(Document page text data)
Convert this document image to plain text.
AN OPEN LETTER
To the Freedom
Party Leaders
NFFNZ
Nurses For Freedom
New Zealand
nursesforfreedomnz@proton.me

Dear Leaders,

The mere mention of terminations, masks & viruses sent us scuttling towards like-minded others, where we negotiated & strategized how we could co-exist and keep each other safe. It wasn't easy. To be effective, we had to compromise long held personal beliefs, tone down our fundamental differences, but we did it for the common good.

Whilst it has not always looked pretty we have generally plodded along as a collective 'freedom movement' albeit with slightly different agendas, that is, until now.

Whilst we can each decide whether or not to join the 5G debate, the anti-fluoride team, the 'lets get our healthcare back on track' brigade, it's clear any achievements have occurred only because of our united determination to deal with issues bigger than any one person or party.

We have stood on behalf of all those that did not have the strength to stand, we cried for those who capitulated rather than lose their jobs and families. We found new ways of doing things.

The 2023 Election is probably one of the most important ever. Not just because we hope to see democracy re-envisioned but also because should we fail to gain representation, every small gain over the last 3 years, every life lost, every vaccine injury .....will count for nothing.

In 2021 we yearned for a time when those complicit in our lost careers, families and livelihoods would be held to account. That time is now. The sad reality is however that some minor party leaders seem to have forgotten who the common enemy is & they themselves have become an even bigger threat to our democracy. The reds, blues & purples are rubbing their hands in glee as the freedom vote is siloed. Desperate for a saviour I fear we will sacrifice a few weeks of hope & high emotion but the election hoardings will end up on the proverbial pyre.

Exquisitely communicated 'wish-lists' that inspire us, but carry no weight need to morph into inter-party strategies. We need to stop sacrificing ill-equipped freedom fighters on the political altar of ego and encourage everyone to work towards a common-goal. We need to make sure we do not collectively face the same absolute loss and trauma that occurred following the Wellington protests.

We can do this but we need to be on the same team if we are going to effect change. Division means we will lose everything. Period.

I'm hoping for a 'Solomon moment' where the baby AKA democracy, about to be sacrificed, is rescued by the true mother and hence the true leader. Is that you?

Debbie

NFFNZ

REQUIREMENT
Your reply should consist of one number: how many lines in the entries contain the string "towards".

RESULT OF THE TASK
2